* _Task objective_
Each line that holds the word "IPUs" is to be identified and copied.

---------- Given information

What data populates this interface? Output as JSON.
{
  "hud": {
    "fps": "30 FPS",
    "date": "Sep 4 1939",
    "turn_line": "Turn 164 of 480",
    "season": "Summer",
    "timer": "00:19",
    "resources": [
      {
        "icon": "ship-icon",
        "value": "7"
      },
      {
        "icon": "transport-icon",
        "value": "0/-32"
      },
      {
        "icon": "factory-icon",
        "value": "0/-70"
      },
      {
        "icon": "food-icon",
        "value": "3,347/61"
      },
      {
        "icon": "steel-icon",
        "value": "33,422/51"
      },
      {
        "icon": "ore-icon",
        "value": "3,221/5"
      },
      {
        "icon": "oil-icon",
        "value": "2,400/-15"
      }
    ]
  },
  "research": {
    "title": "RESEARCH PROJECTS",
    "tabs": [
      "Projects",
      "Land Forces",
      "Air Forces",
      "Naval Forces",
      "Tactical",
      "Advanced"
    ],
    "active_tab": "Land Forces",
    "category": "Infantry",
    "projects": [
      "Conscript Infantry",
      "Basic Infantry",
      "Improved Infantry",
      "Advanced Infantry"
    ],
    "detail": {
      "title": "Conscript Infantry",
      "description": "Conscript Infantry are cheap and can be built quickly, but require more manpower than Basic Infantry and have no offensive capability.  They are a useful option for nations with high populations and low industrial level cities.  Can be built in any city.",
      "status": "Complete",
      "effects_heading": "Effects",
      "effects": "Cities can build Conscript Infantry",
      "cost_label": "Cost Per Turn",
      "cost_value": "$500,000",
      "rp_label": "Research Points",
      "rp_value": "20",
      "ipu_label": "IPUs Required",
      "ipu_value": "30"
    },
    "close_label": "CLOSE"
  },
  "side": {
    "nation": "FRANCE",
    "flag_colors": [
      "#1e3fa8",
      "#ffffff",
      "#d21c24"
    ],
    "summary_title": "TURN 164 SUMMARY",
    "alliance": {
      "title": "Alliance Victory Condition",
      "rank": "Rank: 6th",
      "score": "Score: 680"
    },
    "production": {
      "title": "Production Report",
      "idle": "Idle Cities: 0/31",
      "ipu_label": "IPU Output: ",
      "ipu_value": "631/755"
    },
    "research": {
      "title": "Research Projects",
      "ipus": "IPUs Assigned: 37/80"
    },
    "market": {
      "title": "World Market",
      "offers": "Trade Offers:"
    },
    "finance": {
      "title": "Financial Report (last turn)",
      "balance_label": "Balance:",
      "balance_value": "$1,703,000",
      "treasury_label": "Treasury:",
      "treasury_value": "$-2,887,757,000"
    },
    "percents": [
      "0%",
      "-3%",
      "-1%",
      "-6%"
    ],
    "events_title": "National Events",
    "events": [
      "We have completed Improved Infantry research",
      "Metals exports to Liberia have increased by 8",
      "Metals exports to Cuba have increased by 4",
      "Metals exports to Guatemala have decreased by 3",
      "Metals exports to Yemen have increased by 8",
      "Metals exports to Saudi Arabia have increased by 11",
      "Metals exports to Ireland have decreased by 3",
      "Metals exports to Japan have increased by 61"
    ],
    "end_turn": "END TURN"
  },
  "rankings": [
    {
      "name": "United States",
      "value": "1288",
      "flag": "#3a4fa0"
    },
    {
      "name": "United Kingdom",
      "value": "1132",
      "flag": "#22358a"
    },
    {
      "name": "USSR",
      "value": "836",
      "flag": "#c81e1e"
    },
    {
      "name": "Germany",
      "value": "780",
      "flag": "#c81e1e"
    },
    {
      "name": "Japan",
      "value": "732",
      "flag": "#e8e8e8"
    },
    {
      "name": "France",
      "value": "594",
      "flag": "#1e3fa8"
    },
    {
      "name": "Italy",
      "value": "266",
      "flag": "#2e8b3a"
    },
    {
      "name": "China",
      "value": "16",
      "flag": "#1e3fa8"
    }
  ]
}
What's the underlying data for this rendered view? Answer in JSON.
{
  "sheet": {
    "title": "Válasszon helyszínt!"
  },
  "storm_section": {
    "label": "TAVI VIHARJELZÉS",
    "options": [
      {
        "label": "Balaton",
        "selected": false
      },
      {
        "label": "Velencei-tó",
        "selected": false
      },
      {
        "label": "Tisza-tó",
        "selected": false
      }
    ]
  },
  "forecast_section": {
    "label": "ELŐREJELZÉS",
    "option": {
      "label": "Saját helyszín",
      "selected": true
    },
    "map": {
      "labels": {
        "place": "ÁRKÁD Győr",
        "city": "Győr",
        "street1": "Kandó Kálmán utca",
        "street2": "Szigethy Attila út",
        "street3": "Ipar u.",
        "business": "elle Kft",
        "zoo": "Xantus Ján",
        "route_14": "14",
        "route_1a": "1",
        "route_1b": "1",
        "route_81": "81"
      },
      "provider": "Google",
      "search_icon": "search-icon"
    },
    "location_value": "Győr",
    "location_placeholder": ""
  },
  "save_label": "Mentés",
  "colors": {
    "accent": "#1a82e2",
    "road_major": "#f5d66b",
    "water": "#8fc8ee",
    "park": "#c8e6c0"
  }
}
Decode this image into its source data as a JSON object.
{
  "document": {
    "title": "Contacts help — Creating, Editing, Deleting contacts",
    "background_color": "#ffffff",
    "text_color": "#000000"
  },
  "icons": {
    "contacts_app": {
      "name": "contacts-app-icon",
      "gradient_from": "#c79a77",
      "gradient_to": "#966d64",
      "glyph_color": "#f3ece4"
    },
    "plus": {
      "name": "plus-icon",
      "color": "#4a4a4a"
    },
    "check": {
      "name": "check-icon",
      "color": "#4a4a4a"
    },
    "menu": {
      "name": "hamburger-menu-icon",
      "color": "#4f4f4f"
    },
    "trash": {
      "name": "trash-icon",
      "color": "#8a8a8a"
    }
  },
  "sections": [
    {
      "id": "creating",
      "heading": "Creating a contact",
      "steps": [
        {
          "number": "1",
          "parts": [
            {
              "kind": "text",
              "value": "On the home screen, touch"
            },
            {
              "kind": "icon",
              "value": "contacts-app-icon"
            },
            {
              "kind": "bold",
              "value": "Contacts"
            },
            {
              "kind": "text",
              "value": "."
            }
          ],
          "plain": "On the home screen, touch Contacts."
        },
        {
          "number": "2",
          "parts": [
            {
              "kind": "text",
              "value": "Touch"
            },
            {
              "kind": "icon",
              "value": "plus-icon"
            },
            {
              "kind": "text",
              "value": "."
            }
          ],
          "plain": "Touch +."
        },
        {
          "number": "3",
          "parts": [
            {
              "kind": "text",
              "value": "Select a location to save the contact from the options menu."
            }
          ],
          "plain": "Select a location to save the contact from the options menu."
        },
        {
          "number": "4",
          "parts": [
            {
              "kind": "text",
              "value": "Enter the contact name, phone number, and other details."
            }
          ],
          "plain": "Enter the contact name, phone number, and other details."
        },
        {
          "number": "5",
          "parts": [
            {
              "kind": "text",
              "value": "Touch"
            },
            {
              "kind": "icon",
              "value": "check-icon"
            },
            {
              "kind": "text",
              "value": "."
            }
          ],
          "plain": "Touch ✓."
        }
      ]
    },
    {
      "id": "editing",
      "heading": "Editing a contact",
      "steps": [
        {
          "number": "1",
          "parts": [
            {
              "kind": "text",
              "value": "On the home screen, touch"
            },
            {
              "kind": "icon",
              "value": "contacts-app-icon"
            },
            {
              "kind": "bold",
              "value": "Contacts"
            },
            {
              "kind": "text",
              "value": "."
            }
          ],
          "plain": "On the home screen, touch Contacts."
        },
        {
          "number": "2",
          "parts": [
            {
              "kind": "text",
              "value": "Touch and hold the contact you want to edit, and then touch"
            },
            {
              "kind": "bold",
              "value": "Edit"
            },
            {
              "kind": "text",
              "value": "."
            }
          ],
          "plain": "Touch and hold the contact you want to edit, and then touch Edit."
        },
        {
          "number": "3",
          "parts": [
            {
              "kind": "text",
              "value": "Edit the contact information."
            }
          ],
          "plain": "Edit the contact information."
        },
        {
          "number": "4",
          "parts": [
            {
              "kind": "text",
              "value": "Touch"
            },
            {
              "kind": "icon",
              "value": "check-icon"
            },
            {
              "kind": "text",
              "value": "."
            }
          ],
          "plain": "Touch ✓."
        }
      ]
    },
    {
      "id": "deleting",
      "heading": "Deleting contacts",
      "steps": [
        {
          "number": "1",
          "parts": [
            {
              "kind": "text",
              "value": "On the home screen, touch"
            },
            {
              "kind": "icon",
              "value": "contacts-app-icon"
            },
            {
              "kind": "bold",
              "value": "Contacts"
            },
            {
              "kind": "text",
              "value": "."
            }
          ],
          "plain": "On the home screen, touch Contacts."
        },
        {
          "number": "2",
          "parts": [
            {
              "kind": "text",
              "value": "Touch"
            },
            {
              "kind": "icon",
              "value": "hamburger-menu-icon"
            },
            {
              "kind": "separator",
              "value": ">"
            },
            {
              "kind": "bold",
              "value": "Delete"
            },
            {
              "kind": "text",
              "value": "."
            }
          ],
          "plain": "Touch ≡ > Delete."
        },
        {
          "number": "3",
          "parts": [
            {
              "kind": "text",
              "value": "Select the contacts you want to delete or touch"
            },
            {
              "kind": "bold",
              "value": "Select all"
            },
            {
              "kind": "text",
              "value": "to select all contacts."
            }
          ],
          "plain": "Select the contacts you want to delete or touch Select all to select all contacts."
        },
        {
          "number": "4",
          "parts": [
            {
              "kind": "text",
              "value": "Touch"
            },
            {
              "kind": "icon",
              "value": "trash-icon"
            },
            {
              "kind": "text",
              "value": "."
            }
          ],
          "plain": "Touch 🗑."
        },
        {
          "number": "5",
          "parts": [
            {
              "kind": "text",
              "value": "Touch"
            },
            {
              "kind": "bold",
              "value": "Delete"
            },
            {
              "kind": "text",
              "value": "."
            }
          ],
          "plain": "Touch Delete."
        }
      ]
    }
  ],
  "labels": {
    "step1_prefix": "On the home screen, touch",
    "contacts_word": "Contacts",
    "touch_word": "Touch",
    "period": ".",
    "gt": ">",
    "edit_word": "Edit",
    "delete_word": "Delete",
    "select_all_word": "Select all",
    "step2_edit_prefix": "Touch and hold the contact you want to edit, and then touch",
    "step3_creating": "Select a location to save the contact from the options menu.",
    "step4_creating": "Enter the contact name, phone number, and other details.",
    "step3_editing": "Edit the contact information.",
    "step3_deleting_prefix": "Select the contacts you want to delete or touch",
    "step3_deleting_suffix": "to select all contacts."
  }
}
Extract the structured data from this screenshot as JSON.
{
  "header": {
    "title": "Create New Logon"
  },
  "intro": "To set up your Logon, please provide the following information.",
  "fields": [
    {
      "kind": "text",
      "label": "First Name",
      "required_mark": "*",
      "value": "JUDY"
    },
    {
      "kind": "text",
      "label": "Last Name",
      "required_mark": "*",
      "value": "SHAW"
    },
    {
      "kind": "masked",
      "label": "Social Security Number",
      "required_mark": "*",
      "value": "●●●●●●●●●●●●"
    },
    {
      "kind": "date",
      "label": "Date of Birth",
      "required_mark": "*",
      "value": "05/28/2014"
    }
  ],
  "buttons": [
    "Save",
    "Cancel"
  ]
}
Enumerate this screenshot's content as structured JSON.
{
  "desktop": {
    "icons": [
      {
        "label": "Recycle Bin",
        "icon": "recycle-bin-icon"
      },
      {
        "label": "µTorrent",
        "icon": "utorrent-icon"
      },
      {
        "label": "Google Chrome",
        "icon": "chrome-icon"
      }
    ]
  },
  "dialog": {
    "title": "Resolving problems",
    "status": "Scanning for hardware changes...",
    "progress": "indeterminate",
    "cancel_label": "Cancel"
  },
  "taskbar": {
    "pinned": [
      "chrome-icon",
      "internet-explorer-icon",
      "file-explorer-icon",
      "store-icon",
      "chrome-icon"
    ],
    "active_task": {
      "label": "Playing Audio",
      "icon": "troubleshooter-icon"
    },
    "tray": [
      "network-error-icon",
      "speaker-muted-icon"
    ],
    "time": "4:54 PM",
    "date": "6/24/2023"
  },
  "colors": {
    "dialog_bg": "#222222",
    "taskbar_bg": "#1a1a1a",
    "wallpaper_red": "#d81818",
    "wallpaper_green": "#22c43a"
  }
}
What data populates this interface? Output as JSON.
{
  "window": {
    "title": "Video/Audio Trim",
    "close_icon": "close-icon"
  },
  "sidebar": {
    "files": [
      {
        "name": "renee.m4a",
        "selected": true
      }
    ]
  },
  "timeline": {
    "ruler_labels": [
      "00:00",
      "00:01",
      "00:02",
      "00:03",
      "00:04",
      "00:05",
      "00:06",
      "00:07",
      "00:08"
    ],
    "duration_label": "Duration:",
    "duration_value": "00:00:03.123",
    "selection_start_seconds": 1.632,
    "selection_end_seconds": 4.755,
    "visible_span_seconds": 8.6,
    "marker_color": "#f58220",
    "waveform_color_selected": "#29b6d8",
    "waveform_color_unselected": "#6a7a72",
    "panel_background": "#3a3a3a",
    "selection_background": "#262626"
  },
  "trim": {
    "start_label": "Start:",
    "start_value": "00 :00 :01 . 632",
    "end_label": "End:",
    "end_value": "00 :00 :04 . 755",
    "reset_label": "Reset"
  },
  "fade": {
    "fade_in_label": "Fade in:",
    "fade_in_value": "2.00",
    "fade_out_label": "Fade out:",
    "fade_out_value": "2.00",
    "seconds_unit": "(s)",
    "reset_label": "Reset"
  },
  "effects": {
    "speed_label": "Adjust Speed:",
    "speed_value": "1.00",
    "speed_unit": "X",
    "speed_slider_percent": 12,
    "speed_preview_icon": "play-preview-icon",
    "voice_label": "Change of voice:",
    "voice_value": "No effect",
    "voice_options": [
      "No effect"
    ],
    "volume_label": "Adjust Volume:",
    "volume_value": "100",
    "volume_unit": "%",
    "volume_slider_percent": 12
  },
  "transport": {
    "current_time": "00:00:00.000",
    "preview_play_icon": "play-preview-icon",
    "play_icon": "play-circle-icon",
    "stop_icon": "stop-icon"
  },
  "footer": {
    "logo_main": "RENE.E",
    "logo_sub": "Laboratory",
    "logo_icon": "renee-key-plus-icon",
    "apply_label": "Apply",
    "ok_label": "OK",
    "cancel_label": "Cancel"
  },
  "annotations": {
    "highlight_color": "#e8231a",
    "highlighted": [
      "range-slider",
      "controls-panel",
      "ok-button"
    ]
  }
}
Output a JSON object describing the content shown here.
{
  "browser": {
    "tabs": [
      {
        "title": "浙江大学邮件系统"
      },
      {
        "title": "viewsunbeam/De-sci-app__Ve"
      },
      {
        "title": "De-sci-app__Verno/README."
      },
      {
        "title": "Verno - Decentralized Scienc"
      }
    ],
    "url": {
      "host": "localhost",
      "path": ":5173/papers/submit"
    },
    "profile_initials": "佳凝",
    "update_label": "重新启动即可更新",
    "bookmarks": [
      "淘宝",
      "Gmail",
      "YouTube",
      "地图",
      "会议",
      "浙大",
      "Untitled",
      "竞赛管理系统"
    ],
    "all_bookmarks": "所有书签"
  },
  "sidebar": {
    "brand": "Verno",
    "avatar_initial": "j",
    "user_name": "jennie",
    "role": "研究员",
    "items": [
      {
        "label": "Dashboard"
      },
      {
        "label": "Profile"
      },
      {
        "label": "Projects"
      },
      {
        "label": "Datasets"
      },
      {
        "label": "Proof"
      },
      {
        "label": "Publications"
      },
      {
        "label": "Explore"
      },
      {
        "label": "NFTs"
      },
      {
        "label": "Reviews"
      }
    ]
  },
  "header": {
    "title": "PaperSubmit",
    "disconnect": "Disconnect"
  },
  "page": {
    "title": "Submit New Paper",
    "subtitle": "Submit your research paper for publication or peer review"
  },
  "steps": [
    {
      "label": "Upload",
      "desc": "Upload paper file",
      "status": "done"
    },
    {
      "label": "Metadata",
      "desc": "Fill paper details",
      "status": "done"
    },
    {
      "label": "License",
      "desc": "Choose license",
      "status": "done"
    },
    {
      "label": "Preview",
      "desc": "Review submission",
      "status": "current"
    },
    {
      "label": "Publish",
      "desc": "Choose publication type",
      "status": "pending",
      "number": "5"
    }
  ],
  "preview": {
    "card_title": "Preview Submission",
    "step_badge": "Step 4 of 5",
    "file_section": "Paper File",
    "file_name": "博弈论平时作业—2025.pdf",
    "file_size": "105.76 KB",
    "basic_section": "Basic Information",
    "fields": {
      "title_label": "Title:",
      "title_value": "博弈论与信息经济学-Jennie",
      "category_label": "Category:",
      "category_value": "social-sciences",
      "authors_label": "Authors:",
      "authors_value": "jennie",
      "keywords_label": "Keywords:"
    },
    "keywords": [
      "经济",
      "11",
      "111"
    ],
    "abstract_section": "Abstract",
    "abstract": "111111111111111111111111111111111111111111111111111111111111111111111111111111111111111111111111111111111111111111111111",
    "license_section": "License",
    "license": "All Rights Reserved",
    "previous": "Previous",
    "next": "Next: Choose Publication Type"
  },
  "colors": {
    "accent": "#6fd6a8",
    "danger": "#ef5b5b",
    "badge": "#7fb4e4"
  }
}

--------------------

* _Written reply_
      "ipu_label": "IPUs Required",
      "ipus": "IPUs Assigned: 37/80"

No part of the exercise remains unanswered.